- **EXERCISE TASK**
Exactly reproduce each line of the listing that follows.
:::::
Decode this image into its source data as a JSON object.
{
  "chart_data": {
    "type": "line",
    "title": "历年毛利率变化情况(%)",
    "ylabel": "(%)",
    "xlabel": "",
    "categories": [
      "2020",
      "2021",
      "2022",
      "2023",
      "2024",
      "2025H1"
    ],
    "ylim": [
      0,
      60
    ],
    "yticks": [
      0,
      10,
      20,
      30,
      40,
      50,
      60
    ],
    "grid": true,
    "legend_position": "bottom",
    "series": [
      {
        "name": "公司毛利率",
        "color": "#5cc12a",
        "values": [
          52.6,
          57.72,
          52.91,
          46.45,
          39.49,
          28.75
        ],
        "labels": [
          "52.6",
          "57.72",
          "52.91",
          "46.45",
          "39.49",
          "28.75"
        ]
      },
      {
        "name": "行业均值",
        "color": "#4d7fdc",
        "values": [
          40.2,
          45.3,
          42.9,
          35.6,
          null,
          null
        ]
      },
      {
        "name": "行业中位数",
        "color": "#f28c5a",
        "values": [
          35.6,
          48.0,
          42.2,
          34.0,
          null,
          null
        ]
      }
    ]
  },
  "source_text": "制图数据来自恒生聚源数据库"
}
:::::
- **REPLY**
Decode this image into its source data as a JSON object.
{
  "chart_data": {
    "type": "line",
    "title": "历年毛利率变化情况(%)",
    "ylabel": "(%)",
    "xlabel": "",
    "categories": [
      "2020",
      "2021",
      "2022",
      "2023",
      "2024",
      "2025H1"
    ],
    "ylim": [
      0,
      60
    ],
    "yticks": [
      0,
      10,
      20,
      30,
      40,
      50,
      60
    ],
    "grid": true,
    "legend_position": "bottom",
    "series": [
      {
        "name": "公司毛利率",
        "color": "#5cc12a",
        "values": [
          52.6,
          57.72,
          52.91,
          46.45,
          39.49,
          28.75
        ],
        "labels": [
          "52.6",
          "57.72",
          "52.91",
          "46.45",
          "39.49",
          "28.75"
        ]
      },
      {
        "name": "行业均值",
        "color": "#4d7fdc",
        "values": [
          40.2,
          45.3,
          42.9,
          35.6,
          null,
          null
        ]
      },
      {
        "name": "行业中位数",
        "color": "#f28c5a",
        "values": [
          35.6,
          48.0,
          42.2,
          34.0,
          null,
          null
        ]
      }
    ]
  },
  "source_text": "制图数据来自恒生聚源数据库"
}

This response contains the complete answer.